** begin SELECTED TEXT **
Subscription fees and paywall can sometimes be a burden for legal researchers but several open access journals in the market provide scholars, students, and researchers with free journal articles. Indicators like publication history, editorial board, peer review, indexing, number of times the journal was cited etc. can be used to identify legitimate journal databases.

Similarly, literature about the law, learned treatises, legal instruction manuals, and similar historical material can help scholars understand the legal milieu at a given place and time. This legal literature is of immense nature but it is widely accessible through a variety of online platforms. Several databases serve to store indigenous and local knowledge, helping communities to compute their traditions and bring them into the legal limelight.

  • Case laws

Court decisions often may be accessed via subscription databases and the Internet. A lot of cases and precedents can be searched in Google but precise details containing case issues, effective litigation strategies, progressive jurisprudence, and creative implementation tactics are lacking in such general search engines. Several government websites are increasingly offering free access to court decisions online as well. Websites of law ministries, courts or any concerned ministry or department put up case laws and decisions for reading and research purposes. Name of cases, date of the decision, specified jurisdiction etc. can be used to fetch case laws in national and international case laws databases. Comprehensive database containing case law software consists of cases, including per decision, dockets, oral arguments, and joint appendices and amicus briefs.  

These databases further consist of case synopsis (editorially created summaries of the procedural history and holding of a case), case headnotes (editorially created snapshots of each court ruling in a case), statutory annotations (editorially created indices listing every case that has interpreted or applied a particular statute), and legal citators (editorially created reference guides telling users whether a legal authority may still be cited in court as good law).[8]

Case law referencing is an important part of legal proceedings and a vital tool to understand the interpretation of law. Legal databases compile cases, their facts and decisions which helps users to search and cite them in their respective cases.

  • International laws, Foreign laws and Municipal laws

Legal Databases contain a variety of municipal and international laws. They provide a platform to access laws of other nations i.e. foreign laws as well. Legal databases consist of constitutions, statutes, regulations, treaty-conventions, legislative proceedings and legislative history compiled for legal professionals to use for their research. Some special databases provide access to parliamentary debates, working papers, and printed reports etc. which help courts to interpret existing laws by identifying the legislature’s true intentions. Users can search for relevant statutes and conventions by anticipating words used in those documents or browsing their table of content.[9] Foreign laws can be searched by the basis of their jurisdiction in these database setup.
** end SELECTED TEXT **
** begin DATA SECTION **
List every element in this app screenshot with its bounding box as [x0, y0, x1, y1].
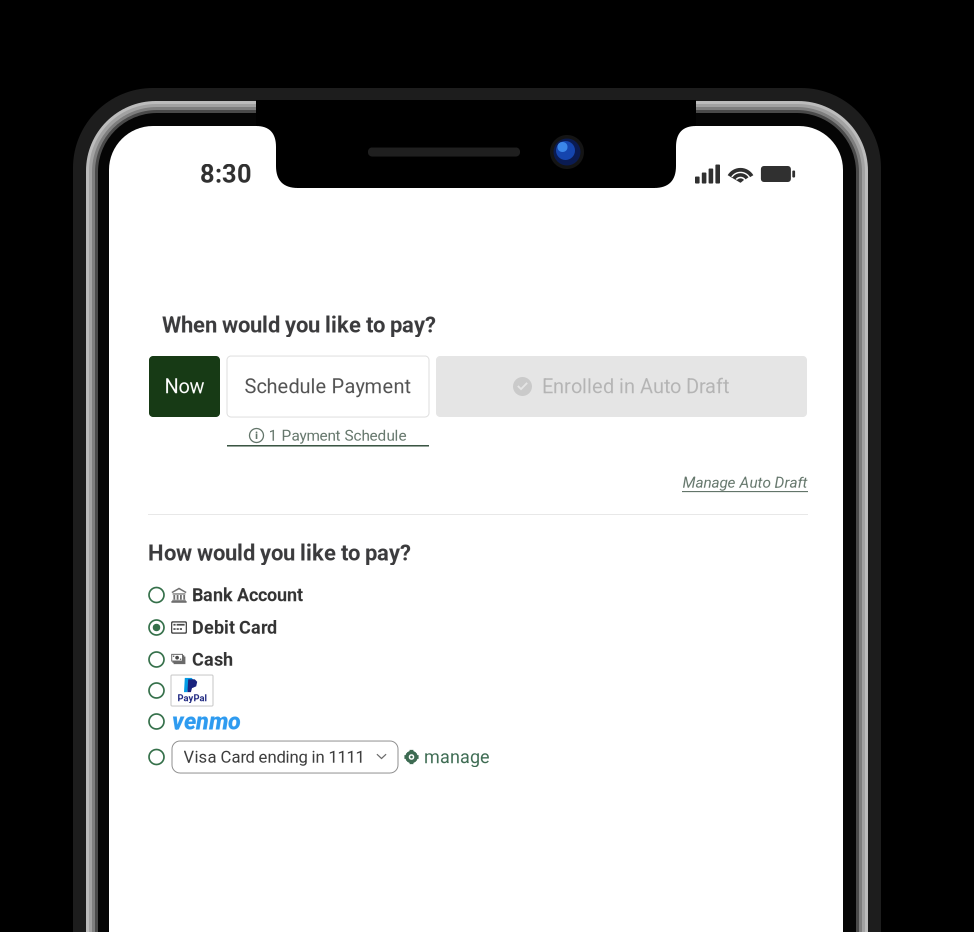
** end DATA SECTION **
- _EXERCISE PROMPT_
Write out word for word the stretch of the legal databases text from "Case law referencing" through "their respective cases.".

- _RESULT FOR THIS TASK_
Case law referencing is an important part of legal proceedings and a vital tool to understand the interpretation of law. Legal databases compile cases, their facts and decisions which helps users to search and cite them in their respective cases.